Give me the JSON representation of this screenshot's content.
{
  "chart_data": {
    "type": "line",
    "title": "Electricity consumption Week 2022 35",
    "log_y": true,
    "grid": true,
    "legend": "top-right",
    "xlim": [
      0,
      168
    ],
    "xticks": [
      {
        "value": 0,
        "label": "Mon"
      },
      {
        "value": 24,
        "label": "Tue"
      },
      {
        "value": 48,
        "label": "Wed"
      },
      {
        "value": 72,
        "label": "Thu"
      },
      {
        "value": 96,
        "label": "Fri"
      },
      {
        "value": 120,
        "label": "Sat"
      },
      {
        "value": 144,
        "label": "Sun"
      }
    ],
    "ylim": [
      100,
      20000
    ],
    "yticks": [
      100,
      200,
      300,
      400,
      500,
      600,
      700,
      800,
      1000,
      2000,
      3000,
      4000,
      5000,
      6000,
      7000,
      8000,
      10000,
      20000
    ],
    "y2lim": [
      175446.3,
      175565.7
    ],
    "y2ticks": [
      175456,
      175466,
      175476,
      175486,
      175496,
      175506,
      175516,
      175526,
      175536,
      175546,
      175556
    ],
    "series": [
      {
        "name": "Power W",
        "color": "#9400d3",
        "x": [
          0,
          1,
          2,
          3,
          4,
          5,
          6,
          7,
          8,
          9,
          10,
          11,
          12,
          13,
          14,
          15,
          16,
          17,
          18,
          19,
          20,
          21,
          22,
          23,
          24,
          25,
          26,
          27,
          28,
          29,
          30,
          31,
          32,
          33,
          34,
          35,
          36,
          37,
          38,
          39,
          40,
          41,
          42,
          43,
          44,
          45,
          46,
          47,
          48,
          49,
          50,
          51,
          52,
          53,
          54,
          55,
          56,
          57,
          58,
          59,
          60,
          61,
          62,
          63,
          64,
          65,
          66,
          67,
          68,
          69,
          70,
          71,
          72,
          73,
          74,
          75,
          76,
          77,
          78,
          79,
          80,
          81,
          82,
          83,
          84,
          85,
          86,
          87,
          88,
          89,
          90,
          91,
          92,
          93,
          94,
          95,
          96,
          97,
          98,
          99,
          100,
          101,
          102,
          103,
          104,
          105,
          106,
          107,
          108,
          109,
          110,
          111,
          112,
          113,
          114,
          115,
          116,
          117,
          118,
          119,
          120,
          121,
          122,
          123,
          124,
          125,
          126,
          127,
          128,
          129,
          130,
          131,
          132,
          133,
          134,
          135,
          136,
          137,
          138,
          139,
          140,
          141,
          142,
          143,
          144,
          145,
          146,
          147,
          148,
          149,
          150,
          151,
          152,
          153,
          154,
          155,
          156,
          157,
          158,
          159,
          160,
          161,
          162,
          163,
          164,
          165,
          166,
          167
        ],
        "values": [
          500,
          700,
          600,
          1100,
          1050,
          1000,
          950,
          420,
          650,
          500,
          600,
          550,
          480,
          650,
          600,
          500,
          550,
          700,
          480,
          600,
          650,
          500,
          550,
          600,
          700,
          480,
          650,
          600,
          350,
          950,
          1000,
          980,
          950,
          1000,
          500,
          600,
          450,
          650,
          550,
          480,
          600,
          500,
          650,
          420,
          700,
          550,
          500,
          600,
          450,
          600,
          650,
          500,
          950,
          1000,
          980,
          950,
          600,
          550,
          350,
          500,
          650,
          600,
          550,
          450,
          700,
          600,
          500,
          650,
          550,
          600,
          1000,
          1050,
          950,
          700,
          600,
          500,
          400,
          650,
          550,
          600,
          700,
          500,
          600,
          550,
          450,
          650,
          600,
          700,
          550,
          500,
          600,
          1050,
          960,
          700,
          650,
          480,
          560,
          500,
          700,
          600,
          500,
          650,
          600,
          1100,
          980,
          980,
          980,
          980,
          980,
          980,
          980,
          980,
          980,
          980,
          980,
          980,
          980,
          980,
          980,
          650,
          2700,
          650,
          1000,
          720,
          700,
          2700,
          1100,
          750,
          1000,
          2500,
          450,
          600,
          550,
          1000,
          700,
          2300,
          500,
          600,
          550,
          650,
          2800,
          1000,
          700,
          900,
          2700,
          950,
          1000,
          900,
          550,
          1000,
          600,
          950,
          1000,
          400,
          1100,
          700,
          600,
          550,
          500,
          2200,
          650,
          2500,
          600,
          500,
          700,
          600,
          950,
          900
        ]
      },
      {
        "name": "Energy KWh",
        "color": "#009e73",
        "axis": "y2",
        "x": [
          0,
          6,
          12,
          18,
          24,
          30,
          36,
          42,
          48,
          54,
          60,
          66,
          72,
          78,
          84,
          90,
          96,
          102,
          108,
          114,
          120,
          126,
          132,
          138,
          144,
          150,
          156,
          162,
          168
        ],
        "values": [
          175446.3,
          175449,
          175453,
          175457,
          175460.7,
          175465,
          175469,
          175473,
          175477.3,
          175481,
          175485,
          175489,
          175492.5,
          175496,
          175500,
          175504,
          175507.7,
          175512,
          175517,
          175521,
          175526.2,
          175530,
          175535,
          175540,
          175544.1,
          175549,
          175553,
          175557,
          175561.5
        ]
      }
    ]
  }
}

============================================================

**REQUIRED WORK:**
Extract the entries above verbatim.

**WRITTEN RESPONSE:**
Give me the JSON representation of this screenshot's content.
{
  "chart_data": {
    "type": "line",
    "title": "Electricity consumption Week 2022 35",
    "log_y": true,
    "grid": true,
    "legend": "top-right",
    "xlim": [
      0,
      168
    ],
    "xticks": [
      {
        "value": 0,
        "label": "Mon"
      },
      {
        "value": 24,
        "label": "Tue"
      },
      {
        "value": 48,
        "label": "Wed"
      },
      {
        "value": 72,
        "label": "Thu"
      },
      {
        "value": 96,
        "label": "Fri"
      },
      {
        "value": 120,
        "label": "Sat"
      },
      {
        "value": 144,
        "label": "Sun"
      }
    ],
    "ylim": [
      100,
      20000
    ],
    "yticks": [
      100,
      200,
      300,
      400,
      500,
      600,
      700,
      800,
      1000,
      2000,
      3000,
      4000,
      5000,
      6000,
      7000,
      8000,
      10000,
      20000
    ],
    "y2lim": [
      175446.3,
      175565.7
    ],
    "y2ticks": [
      175456,
      175466,
      175476,
      175486,
      175496,
      175506,
      175516,
      175526,
      175536,
      175546,
      175556
    ],
    "series": [
      {
        "name": "Power W",
        "color": "#9400d3",
        "x": [
          0,
          1,
          2,
          3,
          4,
          5,
          6,
          7,
          8,
          9,
          10,
          11,
          12,
          13,
          14,
          15,
          16,
          17,
          18,
          19,
          20,
          21,
          22,
          23,
          24,
          25,
          26,
          27,
          28,
          29,
          30,
          31,
          32,
          33,
          34,
          35,
          36,
          37,
          38,
          39,
          40,
          41,
          42,
          43,
          44,
          45,
          46,
          47,
          48,
          49,
          50,
          51,
          52,
          53,
          54,
          55,
          56,
          57,
          58,
          59,
          60,
          61,
          62,
          63,
          64,
          65,
          66,
          67,
          68,
          69,
          70,
          71,
          72,
          73,
          74,
          75,
          76,
          77,
          78,
          79,
          80,
          81,
          82,
          83,
          84,
          85,
          86,
          87,
          88,
          89,
          90,
          91,
          92,
          93,
          94,
          95,
          96,
          97,
          98,
          99,
          100,
          101,
          102,
          103,
          104,
          105,
          106,
          107,
          108,
          109,
          110,
          111,
          112,
          113,
          114,
          115,
          116,
          117,
          118,
          119,
          120,
          121,
          122,
          123,
          124,
          125,
          126,
          127,
          128,
          129,
          130,
          131,
          132,
          133,
          134,
          135,
          136,
          137,
          138,
          139,
          140,
          141,
          142,
          143,
          144,
          145,
          146,
          147,
          148,
          149,
          150,
          151,
          152,
          153,
          154,
          155,
          156,
          157,
          158,
          159,
          160,
          161,
          162,
          163,
          164,
          165,
          166,
          167
        ],
        "values": [
          500,
          700,
          600,
          1100,
          1050,
          1000,
          950,
          420,
          650,
          500,
          600,
          550,
          480,
          650,
          600,
          500,
          550,
          700,
          480,
          600,
          650,
          500,
          550,
          600,
          700,
          480,
          650,
          600,
          350,
          950,
          1000,
          980,
          950,
          1000,
          500,
          600,
          450,
          650,
          550,
          480,
          600,
          500,
          650,
          420,
          700,
          550,
          500,
          600,
          450,
          600,
          650,
          500,
          950,
          1000,
          980,
          950,
          600,
          550,
          350,
          500,
          650,
          600,
          550,
          450,
          700,
          600,
          500,
          650,
          550,
          600,
          1000,
          1050,
          950,
          700,
          600,
          500,
          400,
          650,
          550,
          600,
          700,
          500,
          600,
          550,
          450,
          650,
          600,
          700,
          550,
          500,
          600,
          1050,
          960,
          700,
          650,
          480,
          560,
          500,
          700,
          600,
          500,
          650,
          600,
          1100,
          980,
          980,
          980,
          980,
          980,
          980,
          980,
          980,
          980,
          980,
          980,
          980,
          980,
          980,
          980,
          650,
          2700,
          650,
          1000,
          720,
          700,
          2700,
          1100,
          750,
          1000,
          2500,
          450,
          600,
          550,
          1000,
          700,
          2300,
          500,
          600,
          550,
          650,
          2800,
          1000,
          700,
          900,
          2700,
          950,
          1000,
          900,
          550,
          1000,
          600,
          950,
          1000,
          400,
          1100,
          700,
          600,
          550,
          500,
          2200,
          650,
          2500,
          600,
          500,
          700,
          600,
          950,
          900
        ]
      },
      {
        "name": "Energy KWh",
        "color": "#009e73",
        "axis": "y2",
        "x": [
          0,
          6,
          12,
          18,
          24,
          30,
          36,
          42,
          48,
          54,
          60,
          66,
          72,
          78,
          84,
          90,
          96,
          102,
          108,
          114,
          120,
          126,
          132,
          138,
          144,
          150,
          156,
          162,
          168
        ],
        "values": [
          175446.3,
          175449,
          175453,
          175457,
          175460.7,
          175465,
          175469,
          175473,
          175477.3,
          175481,
          175485,
          175489,
          175492.5,
          175496,
          175500,
          175504,
          175507.7,
          175512,
          175517,
          175521,
          175526.2,
          175530,
          175535,
          175540,
          175544.1,
          175549,
          175553,
          175557,
          175561.5
        ]
      }
    ]
  }
}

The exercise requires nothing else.